* _WHAT YOU ARE ASKED TO DO_
Each line from the one that contains "Output the text content of this document." to the end of the material must be set down exactly, and no line before it.

[BEGIN DATA FOR THE TASK]

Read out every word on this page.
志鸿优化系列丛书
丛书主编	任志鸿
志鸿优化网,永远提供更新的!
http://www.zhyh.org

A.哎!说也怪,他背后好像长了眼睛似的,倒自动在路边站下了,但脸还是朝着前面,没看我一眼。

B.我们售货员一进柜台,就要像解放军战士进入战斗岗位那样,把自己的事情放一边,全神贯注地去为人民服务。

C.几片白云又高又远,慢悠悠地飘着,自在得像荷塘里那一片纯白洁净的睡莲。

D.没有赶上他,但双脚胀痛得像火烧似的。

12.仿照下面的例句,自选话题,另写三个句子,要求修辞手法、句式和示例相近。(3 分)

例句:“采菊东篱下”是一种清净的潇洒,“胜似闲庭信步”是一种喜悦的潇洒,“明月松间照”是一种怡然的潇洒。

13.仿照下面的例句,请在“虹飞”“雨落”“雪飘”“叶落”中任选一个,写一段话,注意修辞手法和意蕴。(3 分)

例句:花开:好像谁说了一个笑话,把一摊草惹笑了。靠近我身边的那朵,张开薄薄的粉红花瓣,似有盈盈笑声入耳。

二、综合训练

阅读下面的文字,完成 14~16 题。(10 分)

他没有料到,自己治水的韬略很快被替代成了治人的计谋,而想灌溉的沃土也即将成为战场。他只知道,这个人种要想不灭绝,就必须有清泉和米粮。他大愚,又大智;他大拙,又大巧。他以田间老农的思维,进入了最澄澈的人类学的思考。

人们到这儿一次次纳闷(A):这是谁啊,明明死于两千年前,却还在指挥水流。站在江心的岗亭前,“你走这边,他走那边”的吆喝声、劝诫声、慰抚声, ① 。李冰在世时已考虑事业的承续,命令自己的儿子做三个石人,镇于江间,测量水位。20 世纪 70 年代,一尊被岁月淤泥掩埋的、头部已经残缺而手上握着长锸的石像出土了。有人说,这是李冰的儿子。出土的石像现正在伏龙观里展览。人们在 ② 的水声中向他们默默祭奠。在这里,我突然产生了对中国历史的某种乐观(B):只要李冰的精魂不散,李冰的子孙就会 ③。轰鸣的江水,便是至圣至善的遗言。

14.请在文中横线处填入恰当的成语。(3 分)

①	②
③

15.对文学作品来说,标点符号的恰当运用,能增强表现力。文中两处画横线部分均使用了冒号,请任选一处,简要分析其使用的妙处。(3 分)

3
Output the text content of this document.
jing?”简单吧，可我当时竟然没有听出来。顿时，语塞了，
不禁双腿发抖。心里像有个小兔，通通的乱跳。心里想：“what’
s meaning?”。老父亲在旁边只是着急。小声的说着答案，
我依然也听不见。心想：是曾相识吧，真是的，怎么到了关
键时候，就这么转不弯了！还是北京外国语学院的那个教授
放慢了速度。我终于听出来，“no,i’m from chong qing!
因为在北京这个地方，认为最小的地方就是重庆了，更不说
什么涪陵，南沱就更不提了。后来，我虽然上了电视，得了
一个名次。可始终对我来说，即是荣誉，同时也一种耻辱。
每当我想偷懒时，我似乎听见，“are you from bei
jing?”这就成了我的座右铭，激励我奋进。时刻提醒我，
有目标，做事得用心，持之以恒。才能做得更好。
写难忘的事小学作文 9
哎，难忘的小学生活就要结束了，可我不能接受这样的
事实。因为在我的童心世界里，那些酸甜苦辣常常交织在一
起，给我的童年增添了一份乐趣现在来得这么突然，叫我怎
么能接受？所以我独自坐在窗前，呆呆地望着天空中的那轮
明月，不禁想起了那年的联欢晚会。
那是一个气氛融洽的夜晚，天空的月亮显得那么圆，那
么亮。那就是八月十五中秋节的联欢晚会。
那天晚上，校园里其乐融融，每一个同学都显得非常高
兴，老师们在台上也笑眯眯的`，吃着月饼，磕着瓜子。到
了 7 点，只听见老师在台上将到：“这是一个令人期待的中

[END DATA FOR THE TASK]

* _TASK SOLUTION_
Output the text content of this document.
jing?”简单吧，可我当时竟然没有听出来。顿时，语塞了，
不禁双腿发抖。心里像有个小兔，通通的乱跳。心里想：“what’
s meaning?”。老父亲在旁边只是着急。小声的说着答案，
我依然也听不见。心想：是曾相识吧，真是的，怎么到了关
键时候，就这么转不弯了！还是北京外国语学院的那个教授
放慢了速度。我终于听出来，“no,i’m from chong qing!
因为在北京这个地方，认为最小的地方就是重庆了，更不说
什么涪陵，南沱就更不提了。后来，我虽然上了电视，得了
一个名次。可始终对我来说，即是荣誉，同时也一种耻辱。
每当我想偷懒时，我似乎听见，“are you from bei
jing?”这就成了我的座右铭，激励我奋进。时刻提醒我，
有目标，做事得用心，持之以恒。才能做得更好。
写难忘的事小学作文 9
哎，难忘的小学生活就要结束了，可我不能接受这样的
事实。因为在我的童心世界里，那些酸甜苦辣常常交织在一
起，给我的童年增添了一份乐趣现在来得这么突然，叫我怎
么能接受？所以我独自坐在窗前，呆呆地望着天空中的那轮
明月，不禁想起了那年的联欢晚会。
那是一个气氛融洽的夜晚，天空的月亮显得那么圆，那
么亮。那就是八月十五中秋节的联欢晚会。
那天晚上，校园里其乐融融，每一个同学都显得非常高
兴，老师们在台上也笑眯眯的`，吃着月饼，磕着瓜子。到
了 7 点，只听见老师在台上将到：“这是一个令人期待的中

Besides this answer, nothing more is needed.